抜粋本文:
Northwoodコアの「Pentium 4」

 もちろん絶対性能という意味では、同じ動作周波数のPentium 4はPentium IIIに遠くおよばない程度であったが、それを補ってあまりあるほど動作周波数が上がったため、AMDのAthlon系列に互角の性能勝負を挑めるようになった。

Pentium 4の足を引っ張った
RAMBUSベースのDRDRAM

 さて話を戻すと、2000年末にPentium 4はまずSocket 423パッケージでリリースされるが、この当時インテルはRAMBUSとの契約の関係で、Pentium 4にはどうしてもRAMBUSベースのDRDRAMを利用せねばならなかった。ところが、これが明らかに性能と金額の両面で足を引っ張ることになった。

初代「Pentium 4」が採用したSocket 423

 DRDRAMはPentium IIIの世代から導入されていたのだが、ピーク転送速度が1.6GB/秒のはずのPC800 DRDRAMを使ったときより、ピーク転送速度が1.066GB/秒のPC133 SDRAMを使った方が性能が出る、という不思議なことになっていた。

 大分後にRAMBUS関係者に話を聞いたところ、「DRDRAMは転送速度こそ速いが、レイテンシーは大きめである。なので、単にチップセットのメモリーコントローラーをDRDRAM対応にしただけでは性能は出ず、CPU側のメモリーロード/ストアユニットが最初からメモリーのレイテンシーが大きいことを想定した上でのパイプライン動作をしないと性能が出せない」ということだった。

 Pentium IIIでは設計時にそうした配慮はなく、Pentium 4はレイテンシーなどが配慮されているので、Pentium 4ではDRDRAMで性能が出せる、というのが関係者の説明であったが、実際のところそこまで性能が出たかというとかなり疑わしい。

 オマケにそのDRDRAMの価格は高騰しており、しかも実際には800MHzで駆動できる製品は少なく、600MHz/700MHz駆動のPC600やPC700の方が流通量が多かった。結果、PC800との組み合わせは、競合であるAthlonに比べてトータルで10万円近く余分にかかるありさまであった。

 またこの当時からPentium 4の消費電力は桁外れに多く、このため電源に新しくATX12V仕様が策定され、これもまたコストアップに貢献した。

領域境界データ
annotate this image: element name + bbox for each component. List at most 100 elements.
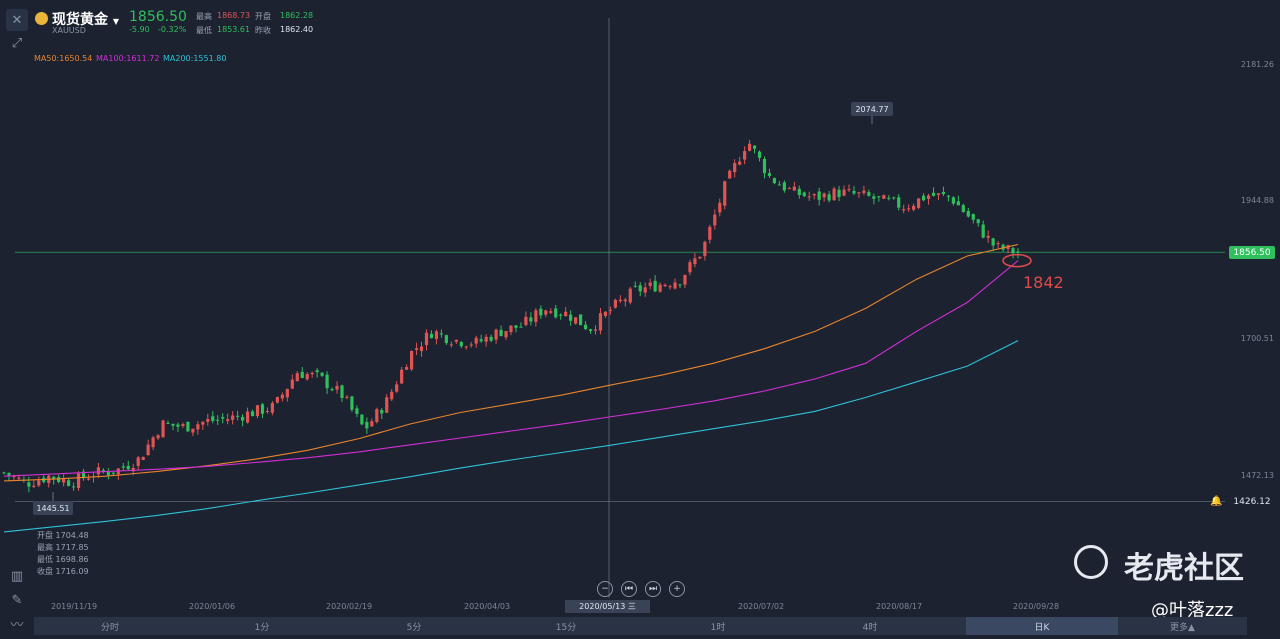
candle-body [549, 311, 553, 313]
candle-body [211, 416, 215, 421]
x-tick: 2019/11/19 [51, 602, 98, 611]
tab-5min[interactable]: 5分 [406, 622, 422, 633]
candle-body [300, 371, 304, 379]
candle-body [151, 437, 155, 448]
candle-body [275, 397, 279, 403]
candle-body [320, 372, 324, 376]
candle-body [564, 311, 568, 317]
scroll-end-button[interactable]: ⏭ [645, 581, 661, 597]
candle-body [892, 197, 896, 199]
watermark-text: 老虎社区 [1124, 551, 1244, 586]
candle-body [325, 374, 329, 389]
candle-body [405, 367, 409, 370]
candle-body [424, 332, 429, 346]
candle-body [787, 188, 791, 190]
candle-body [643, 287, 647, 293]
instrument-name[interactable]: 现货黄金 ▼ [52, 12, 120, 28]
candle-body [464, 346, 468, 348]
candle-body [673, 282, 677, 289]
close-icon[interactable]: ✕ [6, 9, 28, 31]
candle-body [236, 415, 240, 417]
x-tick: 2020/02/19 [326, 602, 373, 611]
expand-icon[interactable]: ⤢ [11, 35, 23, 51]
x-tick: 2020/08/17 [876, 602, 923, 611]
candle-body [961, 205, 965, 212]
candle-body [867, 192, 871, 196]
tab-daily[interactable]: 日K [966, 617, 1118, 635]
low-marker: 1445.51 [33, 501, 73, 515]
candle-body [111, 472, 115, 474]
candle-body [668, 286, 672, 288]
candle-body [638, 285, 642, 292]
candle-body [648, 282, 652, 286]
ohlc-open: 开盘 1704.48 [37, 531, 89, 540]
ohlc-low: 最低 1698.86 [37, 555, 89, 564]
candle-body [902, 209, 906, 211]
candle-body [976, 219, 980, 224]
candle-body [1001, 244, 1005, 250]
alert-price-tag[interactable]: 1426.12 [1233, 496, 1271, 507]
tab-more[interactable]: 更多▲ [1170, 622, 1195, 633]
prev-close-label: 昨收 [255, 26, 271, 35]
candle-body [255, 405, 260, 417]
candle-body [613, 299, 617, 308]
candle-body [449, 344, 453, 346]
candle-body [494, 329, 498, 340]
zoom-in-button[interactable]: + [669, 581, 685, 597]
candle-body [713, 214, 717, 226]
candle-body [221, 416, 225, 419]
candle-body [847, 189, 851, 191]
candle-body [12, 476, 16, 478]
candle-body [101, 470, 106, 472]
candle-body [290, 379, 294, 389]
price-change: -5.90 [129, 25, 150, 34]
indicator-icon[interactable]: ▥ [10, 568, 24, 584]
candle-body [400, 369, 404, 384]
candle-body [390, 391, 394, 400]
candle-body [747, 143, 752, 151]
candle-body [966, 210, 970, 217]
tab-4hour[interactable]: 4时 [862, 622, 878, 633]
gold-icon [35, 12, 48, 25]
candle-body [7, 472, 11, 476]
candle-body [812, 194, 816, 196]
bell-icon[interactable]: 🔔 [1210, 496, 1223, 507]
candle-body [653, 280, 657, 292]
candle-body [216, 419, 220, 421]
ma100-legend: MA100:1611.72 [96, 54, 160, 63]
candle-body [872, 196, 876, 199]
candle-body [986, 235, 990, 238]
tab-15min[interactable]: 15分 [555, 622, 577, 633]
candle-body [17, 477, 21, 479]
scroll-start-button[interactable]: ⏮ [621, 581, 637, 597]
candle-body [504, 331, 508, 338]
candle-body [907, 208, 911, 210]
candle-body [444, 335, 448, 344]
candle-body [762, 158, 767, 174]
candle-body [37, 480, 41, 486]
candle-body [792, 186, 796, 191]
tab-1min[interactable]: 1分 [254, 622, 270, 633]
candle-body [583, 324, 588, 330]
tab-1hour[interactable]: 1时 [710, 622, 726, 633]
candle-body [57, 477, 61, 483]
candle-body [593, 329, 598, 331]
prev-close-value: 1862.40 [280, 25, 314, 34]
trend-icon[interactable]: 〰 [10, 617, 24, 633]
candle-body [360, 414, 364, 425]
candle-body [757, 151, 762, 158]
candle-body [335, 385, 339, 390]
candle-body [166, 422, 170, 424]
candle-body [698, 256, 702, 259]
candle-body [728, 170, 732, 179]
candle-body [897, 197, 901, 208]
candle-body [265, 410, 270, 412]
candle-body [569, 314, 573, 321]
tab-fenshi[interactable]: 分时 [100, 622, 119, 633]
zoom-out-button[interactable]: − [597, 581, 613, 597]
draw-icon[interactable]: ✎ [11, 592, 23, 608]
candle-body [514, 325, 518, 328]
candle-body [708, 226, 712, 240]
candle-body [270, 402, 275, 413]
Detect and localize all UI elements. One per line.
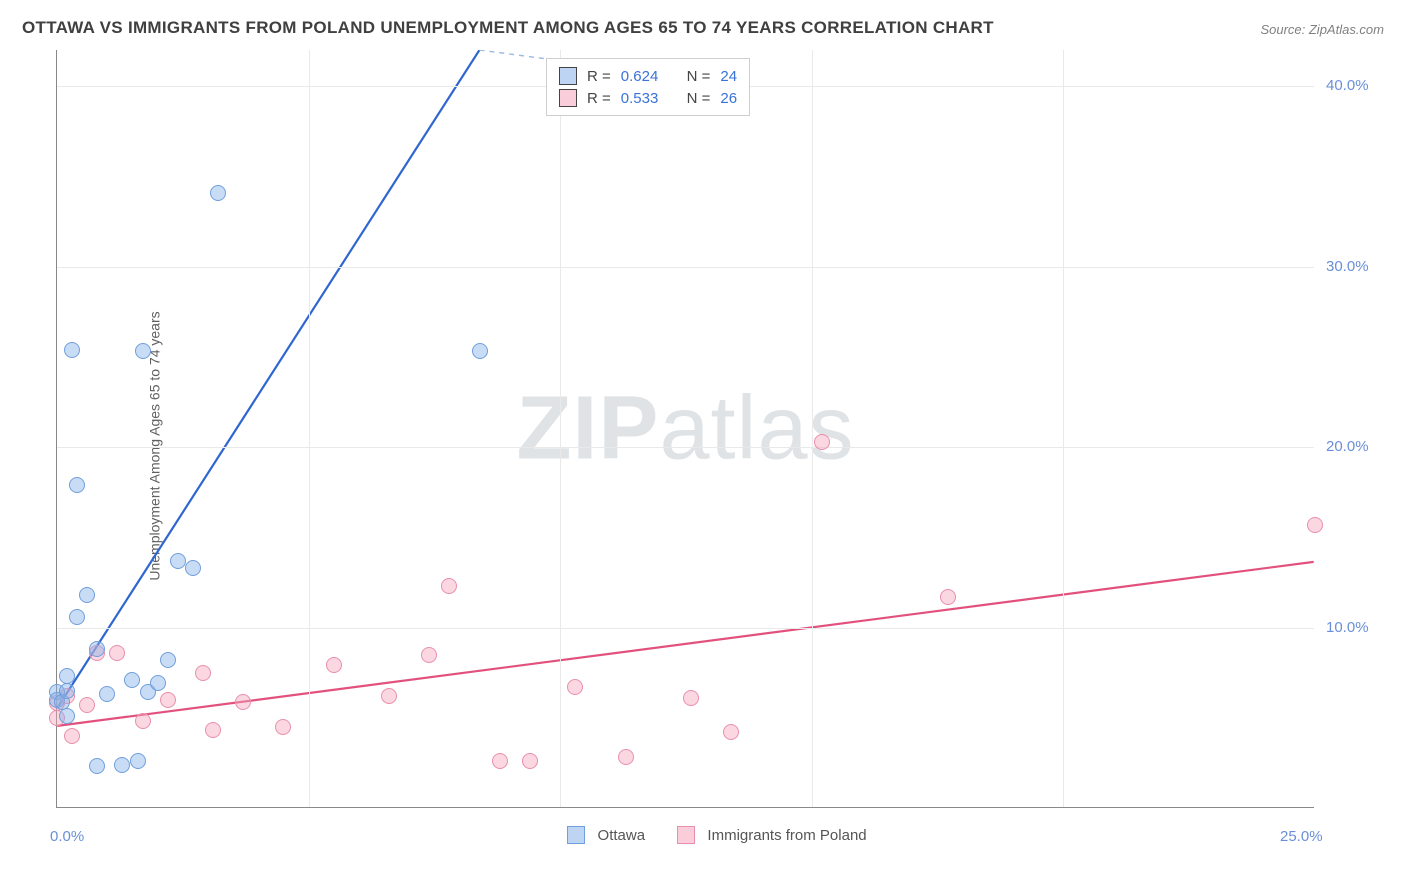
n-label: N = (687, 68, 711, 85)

指示 1: Pentium 4の抜粋本文によると、Pentium IIIではピーク転送速度の高いPC800 DRDRAMよりPC133 SDRAMのほうが性能が出ました。本文が挙げるその理由を説明してください。
指示 2:
Pentium 4の抜粋本文について、次の問いに答えてください。
(a) 2000年末にPentium 4が最初にリリースされたときのパッケージは何か。
(b) PC800 DRDRAMのピーク転送速度はいくらとされているか。
(c) Pentium 4の消費電力の多さを受けて、電源に新しく策定された仕様は何か。
指示 3: Pentium 4とDRDRAMに関する抜粋本文を引き取り、最後の文の後から続きを書いてください。

解答 1: RAMBUS関係者の説明によれば、DRDRAMは転送速度こそ速いもののレイテンシーが大きめです。そのため、チップセットのメモリーコントローラーをDRDRAMに対応させるだけでは性能は出ません。CPU側のメモリーロード/ストアユニットが大きなレイテンシーを前提にパイプライン動作する必要がありますが、Pentium IIIの設計時にはその配慮がありませんでした。

解答 2:
(a) Socket 423
(b) 1.6GB/秒
(c) ATX12V仕様

解答 3:
 幸いというか不幸にもというのかわからないが、このコスト増を少しでもカバーすべく、Direct RDRAMにトランスレーター(MTH:Memory Translator Hub)を組みあわせてPC100 SDRAMを利用できるように工夫したが、このMTHが何度も作り直したにも関わらず安定せず、しまいにはリコール騒ぎになった。

 その一方でインテル以外の業界はみなDDR-SDRAMを志向し、ついにはPentium 4用のDDR-SDRAM対応互換チップセットが出てくるにいたって、インテルは方向転換、RAMBUSとの契約を破棄して自社でDDR-SDRAM対応チップセットをリリースするようになった。

 これでやっとPentium 4も無駄なハンデがなくなったことになり、その後は順調に製品を展開していく。特にこの時期、AMDもAthlon XPの性能がやや伸び悩んでいたから、もっとも2002年10月にAMDがHammerコアのAthlon 64の発表をしたことで、慌ててPentium 4の性能底上げに走るハメになる。

 それが2003年4月にリリースされたPentium 4 HTで、ハイパースレッディングの有効化とDDR-400メモリーのサポートを前倒しで行なうことになった。幸いAMDは130nm SOIプロセスで大きくつまずき、事実上まともに製品が出るのが1年遅れたため、インテルのこうした配慮は杞憂に終わる。が、次の世代でインテルもまた泥沼にはまることになった。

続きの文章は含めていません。